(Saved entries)
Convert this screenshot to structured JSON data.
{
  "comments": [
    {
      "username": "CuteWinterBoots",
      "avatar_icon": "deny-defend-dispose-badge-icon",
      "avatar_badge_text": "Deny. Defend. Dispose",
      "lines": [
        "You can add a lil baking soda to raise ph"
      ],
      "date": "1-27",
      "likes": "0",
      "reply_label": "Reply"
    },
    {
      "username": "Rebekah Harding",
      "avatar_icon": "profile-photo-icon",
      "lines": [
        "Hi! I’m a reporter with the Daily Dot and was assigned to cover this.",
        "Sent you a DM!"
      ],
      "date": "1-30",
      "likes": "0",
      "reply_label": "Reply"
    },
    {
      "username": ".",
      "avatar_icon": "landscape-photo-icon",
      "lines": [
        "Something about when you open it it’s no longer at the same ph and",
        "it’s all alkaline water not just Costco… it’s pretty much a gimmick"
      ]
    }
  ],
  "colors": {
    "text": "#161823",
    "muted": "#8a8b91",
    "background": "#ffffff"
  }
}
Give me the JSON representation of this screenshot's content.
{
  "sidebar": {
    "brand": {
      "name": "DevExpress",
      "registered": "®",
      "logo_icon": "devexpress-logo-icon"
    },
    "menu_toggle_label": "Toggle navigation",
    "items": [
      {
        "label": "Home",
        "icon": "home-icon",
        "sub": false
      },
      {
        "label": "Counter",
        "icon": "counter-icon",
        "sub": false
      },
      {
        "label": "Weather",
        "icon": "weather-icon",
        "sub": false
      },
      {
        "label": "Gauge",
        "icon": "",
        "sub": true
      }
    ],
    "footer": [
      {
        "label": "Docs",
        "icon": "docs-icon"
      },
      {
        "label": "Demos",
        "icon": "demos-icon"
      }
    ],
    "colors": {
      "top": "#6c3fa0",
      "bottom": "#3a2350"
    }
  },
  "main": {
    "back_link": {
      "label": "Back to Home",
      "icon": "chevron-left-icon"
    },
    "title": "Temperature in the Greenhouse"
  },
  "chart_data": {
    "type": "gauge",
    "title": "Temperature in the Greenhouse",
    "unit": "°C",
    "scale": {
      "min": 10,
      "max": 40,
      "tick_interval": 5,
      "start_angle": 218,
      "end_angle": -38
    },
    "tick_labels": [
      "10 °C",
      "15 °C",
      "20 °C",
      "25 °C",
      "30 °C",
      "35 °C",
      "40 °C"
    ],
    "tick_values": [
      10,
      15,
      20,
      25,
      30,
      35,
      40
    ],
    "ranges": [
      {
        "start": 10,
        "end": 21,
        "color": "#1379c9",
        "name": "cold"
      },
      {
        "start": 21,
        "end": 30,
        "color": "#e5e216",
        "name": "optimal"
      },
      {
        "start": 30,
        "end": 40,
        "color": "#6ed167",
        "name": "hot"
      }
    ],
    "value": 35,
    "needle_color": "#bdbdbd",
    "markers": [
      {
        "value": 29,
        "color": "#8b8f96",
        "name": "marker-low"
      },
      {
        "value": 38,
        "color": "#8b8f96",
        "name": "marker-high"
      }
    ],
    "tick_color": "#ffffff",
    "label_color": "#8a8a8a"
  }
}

==

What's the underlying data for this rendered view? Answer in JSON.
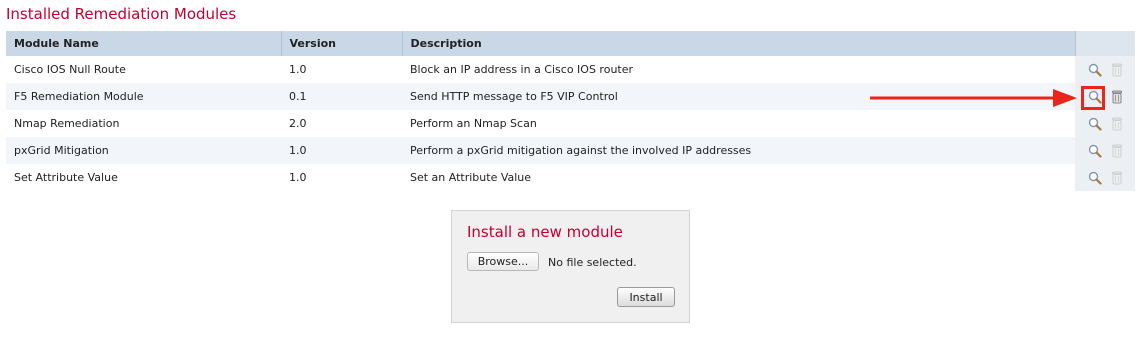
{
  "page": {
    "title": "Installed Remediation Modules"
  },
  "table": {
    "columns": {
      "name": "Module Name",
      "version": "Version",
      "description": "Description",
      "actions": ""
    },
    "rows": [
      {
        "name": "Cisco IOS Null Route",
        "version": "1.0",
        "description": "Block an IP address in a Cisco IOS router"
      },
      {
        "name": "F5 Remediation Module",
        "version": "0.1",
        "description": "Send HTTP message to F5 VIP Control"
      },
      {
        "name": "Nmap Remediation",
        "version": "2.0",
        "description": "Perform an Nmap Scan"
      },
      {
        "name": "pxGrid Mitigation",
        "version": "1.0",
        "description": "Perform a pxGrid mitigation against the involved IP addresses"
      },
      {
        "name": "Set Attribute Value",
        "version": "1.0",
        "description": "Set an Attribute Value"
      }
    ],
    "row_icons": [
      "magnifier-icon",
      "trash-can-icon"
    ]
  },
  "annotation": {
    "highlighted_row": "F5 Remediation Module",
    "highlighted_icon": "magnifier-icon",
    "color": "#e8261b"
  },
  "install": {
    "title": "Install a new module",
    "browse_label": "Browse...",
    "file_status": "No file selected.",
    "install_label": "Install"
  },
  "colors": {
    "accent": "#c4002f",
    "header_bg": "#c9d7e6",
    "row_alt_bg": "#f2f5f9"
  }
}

Exercise prompt:
Read the entries and show each line that mentions "description".

Written reply:
      "description": "Description",
        "description": "Block an IP address in a Cisco IOS router"
        "description": "Send HTTP message to F5 VIP Control"
        "description": "Perform an Nmap Scan"
        "description": "Perform a pxGrid mitigation against the involved IP addresses"
        "description": "Set an Attribute Value"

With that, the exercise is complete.